**DATASET ENTRIES**
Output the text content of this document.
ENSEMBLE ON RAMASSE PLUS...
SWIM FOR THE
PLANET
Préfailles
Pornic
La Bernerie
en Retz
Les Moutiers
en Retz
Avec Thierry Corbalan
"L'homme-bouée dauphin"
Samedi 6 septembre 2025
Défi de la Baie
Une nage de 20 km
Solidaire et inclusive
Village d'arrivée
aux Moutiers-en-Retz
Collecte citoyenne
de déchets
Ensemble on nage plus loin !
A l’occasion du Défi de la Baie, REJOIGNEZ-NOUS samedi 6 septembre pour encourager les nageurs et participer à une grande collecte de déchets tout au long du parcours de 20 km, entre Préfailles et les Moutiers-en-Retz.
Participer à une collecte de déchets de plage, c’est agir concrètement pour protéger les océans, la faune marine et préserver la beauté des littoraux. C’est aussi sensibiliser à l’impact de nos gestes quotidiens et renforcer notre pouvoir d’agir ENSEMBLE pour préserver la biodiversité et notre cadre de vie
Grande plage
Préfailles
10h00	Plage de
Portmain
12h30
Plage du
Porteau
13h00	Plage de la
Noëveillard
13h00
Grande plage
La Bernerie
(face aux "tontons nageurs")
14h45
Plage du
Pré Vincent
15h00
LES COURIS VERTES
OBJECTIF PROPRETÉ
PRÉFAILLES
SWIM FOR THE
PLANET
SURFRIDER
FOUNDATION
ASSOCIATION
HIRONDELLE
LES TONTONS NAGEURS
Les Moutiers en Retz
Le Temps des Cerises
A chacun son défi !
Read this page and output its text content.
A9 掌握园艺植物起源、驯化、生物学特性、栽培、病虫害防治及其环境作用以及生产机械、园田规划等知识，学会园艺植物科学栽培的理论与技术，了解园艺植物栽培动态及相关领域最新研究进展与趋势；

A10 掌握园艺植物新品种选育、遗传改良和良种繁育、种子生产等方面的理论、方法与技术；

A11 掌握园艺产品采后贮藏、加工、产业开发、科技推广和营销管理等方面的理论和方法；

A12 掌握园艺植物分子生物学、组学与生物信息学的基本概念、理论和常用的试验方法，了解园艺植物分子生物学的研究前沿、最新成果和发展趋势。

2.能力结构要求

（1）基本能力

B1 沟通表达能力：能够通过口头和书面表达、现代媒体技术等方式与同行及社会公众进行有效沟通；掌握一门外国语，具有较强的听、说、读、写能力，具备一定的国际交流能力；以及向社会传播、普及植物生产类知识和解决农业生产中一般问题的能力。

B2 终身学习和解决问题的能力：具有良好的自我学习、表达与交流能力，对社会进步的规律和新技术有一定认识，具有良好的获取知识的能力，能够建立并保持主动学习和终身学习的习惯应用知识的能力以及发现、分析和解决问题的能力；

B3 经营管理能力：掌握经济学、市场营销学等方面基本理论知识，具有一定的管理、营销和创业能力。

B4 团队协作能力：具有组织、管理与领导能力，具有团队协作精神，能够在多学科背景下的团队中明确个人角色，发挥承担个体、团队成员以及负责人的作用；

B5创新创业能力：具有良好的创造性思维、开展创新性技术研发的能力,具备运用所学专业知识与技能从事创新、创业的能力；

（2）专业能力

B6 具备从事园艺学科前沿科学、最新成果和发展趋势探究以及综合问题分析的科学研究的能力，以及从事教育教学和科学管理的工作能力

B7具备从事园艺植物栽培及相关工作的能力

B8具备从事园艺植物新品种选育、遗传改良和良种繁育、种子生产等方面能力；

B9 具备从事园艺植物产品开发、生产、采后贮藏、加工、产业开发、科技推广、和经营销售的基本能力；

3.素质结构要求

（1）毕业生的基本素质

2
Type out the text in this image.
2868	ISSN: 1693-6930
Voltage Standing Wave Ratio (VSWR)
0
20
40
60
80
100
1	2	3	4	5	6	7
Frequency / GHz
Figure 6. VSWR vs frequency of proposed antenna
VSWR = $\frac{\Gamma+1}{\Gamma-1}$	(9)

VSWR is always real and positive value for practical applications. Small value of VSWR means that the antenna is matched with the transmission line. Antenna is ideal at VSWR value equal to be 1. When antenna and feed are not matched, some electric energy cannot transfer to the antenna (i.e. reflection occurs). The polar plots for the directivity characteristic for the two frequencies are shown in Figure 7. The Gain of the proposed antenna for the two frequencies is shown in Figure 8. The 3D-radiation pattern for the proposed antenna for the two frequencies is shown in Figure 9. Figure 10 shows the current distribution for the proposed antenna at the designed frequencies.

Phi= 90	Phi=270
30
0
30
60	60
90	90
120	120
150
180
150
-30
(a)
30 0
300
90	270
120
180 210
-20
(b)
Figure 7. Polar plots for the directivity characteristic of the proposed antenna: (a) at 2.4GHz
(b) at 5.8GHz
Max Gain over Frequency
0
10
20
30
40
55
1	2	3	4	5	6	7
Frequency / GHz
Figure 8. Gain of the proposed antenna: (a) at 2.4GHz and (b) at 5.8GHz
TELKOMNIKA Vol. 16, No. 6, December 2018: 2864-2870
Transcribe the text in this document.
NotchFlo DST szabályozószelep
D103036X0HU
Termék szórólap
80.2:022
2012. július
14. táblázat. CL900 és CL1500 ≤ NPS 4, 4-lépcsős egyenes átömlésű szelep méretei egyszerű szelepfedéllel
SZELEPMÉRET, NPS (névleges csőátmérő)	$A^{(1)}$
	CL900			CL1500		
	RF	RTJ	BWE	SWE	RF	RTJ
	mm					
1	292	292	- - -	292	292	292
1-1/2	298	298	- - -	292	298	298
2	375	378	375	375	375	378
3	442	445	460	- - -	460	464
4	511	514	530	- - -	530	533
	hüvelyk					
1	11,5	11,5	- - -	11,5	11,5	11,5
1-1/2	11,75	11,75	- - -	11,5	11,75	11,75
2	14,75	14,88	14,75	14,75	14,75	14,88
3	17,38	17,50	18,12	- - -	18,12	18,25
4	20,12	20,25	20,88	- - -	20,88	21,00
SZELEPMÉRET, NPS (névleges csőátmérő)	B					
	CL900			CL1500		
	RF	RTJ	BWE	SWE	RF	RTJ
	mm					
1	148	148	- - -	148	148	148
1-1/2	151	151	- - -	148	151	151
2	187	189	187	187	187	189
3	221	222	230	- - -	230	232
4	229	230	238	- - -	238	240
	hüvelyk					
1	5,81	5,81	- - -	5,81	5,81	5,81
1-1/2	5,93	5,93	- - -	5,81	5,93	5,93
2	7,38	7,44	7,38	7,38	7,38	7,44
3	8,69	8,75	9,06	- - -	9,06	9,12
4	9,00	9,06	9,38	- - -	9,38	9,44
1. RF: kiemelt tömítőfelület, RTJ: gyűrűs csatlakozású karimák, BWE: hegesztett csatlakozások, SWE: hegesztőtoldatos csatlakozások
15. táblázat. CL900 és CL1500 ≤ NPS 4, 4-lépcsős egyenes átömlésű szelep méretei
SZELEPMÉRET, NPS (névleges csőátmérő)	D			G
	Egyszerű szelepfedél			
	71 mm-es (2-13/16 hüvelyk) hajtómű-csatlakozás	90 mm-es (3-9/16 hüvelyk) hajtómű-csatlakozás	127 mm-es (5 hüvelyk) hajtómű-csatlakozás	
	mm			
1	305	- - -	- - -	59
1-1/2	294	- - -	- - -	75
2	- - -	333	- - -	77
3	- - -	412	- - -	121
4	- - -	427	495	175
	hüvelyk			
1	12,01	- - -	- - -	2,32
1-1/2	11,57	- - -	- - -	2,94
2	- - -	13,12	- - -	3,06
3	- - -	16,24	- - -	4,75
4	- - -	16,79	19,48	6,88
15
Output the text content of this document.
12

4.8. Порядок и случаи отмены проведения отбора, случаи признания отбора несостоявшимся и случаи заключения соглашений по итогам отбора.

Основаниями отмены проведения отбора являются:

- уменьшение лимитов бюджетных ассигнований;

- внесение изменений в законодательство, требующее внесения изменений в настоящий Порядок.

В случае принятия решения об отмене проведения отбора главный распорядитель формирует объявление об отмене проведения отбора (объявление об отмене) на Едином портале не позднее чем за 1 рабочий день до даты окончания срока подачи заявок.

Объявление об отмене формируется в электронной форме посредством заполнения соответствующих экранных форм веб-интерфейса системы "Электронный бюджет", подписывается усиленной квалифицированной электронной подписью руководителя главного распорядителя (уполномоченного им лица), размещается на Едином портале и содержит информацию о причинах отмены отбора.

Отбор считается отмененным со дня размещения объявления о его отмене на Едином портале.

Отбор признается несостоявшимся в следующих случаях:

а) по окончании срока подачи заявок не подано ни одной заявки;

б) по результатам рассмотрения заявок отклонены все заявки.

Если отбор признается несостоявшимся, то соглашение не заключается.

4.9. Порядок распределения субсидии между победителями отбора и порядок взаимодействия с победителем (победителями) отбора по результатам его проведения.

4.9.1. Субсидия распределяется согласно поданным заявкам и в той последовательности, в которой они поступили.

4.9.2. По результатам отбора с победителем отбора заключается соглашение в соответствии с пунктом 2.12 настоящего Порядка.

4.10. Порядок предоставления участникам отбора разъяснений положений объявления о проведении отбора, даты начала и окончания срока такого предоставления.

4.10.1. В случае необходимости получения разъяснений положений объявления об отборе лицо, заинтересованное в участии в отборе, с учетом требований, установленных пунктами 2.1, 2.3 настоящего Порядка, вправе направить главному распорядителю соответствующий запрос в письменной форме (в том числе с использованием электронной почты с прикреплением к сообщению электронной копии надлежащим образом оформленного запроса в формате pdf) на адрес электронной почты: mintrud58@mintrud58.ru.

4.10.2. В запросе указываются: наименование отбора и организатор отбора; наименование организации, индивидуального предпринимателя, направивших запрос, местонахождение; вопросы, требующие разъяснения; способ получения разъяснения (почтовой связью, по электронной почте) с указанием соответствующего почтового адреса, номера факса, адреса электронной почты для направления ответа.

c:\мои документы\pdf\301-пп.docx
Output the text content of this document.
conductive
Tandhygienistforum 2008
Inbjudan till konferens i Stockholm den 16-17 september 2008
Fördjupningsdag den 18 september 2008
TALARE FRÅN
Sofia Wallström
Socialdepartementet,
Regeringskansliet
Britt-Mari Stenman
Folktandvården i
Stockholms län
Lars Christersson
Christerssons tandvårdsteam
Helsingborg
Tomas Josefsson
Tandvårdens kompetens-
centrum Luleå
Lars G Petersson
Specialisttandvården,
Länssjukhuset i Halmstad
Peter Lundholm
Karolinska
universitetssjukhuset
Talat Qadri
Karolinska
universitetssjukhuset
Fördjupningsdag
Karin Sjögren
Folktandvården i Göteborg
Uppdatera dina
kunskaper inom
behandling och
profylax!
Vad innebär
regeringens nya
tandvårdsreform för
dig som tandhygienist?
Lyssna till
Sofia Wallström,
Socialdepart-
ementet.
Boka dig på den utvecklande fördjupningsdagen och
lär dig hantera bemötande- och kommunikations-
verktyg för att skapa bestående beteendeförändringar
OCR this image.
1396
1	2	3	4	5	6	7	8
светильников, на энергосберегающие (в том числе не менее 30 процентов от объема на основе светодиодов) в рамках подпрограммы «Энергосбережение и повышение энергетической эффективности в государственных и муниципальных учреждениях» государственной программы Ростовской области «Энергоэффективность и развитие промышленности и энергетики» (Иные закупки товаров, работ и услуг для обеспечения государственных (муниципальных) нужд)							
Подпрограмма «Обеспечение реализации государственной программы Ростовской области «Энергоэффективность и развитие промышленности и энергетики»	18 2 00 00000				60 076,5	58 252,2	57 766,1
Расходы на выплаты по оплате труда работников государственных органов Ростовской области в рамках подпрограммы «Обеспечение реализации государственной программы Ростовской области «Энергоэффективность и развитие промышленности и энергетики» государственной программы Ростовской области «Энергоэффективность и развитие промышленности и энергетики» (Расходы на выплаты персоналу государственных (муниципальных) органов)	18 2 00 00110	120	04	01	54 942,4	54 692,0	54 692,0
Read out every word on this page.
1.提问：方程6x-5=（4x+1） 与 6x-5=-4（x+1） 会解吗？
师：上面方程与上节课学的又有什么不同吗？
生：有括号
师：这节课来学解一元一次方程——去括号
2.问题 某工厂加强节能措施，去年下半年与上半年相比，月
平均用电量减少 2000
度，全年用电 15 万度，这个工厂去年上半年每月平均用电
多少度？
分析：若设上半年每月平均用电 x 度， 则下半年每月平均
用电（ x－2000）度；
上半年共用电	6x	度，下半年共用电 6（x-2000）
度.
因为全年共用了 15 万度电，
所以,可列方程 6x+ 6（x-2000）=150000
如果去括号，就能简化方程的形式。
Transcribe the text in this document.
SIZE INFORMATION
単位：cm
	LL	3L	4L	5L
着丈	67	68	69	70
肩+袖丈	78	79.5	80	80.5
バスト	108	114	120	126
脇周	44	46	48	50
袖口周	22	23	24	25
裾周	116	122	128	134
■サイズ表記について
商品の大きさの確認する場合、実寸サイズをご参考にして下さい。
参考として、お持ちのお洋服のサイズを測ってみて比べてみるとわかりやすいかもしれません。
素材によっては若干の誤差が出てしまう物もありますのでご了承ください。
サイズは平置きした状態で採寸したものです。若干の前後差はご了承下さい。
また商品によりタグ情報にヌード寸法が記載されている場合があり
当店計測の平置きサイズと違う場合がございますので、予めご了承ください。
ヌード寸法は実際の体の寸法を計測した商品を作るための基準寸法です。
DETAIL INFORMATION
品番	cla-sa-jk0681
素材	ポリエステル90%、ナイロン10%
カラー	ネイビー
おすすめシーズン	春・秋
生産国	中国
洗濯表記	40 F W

**SET TASK**
Pick out all lines from the data above in which the word "táblázat" appears.

**ANSWER**
14. táblázat. CL900 és CL1500 ≤ NPS 4, 4-lépcsős egyenes átömlésű szelep méretei egyszerű szelepfedéllel
15. táblázat. CL900 és CL1500 ≤ NPS 4, 4-lépcsős egyenes átömlésű szelep méretei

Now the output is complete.